> **TASK OBJECTIVE**
Your response should contain each line of the data that includes "varandra".

[SUPPLIED ENTRIES Boundary: Start]

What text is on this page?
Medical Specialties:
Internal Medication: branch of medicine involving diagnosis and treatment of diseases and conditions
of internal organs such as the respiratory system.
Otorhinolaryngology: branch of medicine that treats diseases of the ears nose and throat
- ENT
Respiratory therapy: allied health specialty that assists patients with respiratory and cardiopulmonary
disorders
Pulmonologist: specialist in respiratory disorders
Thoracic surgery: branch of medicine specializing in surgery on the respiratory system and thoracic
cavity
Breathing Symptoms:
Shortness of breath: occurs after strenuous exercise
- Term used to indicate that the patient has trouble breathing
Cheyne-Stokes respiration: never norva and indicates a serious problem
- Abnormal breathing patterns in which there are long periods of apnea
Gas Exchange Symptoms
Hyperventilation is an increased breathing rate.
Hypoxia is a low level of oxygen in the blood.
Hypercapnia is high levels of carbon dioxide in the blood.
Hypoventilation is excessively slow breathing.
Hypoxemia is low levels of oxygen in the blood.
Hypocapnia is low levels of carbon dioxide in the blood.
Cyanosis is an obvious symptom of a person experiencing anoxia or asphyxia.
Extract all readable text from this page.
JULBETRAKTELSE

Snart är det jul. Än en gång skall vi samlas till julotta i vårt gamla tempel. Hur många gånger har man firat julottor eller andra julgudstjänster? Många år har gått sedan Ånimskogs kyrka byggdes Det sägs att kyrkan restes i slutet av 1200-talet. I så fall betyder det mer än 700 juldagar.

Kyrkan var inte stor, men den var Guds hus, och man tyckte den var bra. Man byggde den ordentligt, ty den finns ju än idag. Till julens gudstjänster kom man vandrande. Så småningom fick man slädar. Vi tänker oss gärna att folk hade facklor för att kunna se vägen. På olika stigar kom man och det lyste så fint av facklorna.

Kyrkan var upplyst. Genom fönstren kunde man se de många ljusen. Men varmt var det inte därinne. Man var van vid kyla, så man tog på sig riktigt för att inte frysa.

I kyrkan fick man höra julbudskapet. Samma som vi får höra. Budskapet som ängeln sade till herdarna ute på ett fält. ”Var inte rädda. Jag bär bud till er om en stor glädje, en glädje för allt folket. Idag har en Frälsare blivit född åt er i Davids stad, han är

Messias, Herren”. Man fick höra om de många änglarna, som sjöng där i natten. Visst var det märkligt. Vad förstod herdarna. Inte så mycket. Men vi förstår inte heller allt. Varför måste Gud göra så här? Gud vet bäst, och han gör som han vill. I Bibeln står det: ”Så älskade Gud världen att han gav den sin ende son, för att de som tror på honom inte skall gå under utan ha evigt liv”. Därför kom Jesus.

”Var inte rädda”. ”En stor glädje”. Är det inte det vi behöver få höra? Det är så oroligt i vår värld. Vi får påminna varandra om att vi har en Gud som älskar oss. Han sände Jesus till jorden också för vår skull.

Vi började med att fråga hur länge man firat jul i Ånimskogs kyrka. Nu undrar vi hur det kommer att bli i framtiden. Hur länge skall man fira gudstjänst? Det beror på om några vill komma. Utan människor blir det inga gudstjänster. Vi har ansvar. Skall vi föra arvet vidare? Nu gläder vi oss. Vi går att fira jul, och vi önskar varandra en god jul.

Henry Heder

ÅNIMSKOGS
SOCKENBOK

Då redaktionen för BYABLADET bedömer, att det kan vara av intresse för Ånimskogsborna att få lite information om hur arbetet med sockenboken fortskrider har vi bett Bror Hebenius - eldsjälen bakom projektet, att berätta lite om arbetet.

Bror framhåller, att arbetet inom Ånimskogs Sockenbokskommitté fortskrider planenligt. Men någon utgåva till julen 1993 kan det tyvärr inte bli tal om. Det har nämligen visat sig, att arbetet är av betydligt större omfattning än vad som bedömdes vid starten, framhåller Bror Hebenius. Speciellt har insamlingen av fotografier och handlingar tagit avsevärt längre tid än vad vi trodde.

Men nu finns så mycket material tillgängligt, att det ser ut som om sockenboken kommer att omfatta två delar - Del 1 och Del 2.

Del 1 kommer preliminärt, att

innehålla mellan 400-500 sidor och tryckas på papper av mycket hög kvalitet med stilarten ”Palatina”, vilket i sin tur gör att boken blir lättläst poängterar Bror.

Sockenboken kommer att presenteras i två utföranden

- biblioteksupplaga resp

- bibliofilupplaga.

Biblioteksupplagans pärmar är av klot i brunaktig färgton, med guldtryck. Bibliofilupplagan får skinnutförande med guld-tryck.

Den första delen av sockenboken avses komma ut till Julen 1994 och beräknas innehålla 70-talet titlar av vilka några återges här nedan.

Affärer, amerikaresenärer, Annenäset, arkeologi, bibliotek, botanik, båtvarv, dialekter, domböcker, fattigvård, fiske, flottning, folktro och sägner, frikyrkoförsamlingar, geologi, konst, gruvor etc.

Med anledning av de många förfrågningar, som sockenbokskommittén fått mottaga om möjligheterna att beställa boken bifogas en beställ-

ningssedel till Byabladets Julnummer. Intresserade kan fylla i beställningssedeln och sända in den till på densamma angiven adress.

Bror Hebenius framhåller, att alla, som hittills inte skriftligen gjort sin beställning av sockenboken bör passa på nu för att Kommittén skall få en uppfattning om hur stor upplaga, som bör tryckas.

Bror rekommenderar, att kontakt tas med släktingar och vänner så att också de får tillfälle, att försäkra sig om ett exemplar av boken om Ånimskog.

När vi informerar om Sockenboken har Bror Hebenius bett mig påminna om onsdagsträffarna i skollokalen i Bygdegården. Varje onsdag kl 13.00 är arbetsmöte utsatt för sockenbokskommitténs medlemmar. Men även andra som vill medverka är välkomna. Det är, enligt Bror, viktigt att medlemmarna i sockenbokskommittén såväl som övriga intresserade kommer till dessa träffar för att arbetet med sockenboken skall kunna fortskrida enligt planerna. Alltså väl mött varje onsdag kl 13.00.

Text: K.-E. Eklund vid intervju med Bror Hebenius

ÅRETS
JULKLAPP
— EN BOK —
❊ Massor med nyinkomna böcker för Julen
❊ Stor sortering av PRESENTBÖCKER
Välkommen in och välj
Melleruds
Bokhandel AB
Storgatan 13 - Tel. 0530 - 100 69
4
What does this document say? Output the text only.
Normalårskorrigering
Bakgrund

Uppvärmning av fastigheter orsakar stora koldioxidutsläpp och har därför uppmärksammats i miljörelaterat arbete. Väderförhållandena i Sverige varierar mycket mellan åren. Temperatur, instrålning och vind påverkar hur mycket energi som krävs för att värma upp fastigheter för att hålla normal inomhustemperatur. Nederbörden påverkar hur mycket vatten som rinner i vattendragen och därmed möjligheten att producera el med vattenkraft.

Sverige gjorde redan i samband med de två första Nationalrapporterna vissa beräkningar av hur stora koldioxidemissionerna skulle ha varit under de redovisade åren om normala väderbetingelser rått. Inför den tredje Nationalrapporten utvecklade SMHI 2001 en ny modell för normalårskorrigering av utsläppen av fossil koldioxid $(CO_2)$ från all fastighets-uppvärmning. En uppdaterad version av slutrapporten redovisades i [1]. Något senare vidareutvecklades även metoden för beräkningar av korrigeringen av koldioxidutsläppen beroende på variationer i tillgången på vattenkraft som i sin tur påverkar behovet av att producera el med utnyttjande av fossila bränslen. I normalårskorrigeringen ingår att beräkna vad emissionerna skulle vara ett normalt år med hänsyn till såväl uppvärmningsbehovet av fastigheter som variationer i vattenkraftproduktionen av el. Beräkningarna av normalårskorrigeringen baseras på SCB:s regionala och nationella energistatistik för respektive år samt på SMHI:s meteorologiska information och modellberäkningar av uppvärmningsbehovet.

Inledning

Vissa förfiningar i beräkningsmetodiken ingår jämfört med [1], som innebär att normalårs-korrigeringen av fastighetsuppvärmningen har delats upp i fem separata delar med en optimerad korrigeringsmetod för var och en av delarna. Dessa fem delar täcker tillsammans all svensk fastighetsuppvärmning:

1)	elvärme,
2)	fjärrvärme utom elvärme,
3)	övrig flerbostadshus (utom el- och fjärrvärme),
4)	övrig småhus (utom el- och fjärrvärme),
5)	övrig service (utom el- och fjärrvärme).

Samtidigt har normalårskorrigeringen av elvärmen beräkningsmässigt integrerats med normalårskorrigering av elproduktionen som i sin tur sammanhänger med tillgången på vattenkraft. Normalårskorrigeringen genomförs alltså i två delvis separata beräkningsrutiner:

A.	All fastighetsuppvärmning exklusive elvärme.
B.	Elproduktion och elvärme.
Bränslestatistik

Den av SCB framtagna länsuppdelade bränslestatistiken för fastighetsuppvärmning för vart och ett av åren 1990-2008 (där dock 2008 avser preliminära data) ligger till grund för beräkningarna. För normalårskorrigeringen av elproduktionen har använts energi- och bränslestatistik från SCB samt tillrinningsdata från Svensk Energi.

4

[SUPPLIED ENTRIES Boundary: End]

> **THE ANSWER**
”Var inte rädda”. ”En stor glädje”. Är det inte det vi behöver få höra? Det är så oroligt i vår värld. Vi får påminna varandra om att vi har en Gud som älskar oss. Han sände Jesus till jorden också för vår skull.
Vi började med att fråga hur länge man firat jul i Ånimskogs kyrka. Nu undrar vi hur det kommer att bli i framtiden. Hur länge skall man fira gudstjänst? Det beror på om några vill komma. Utan människor blir det inga gudstjänster. Vi har ansvar. Skall vi föra arvet vidare? Nu gläder vi oss. Vi går att fira jul, och vi önskar varandra en god jul.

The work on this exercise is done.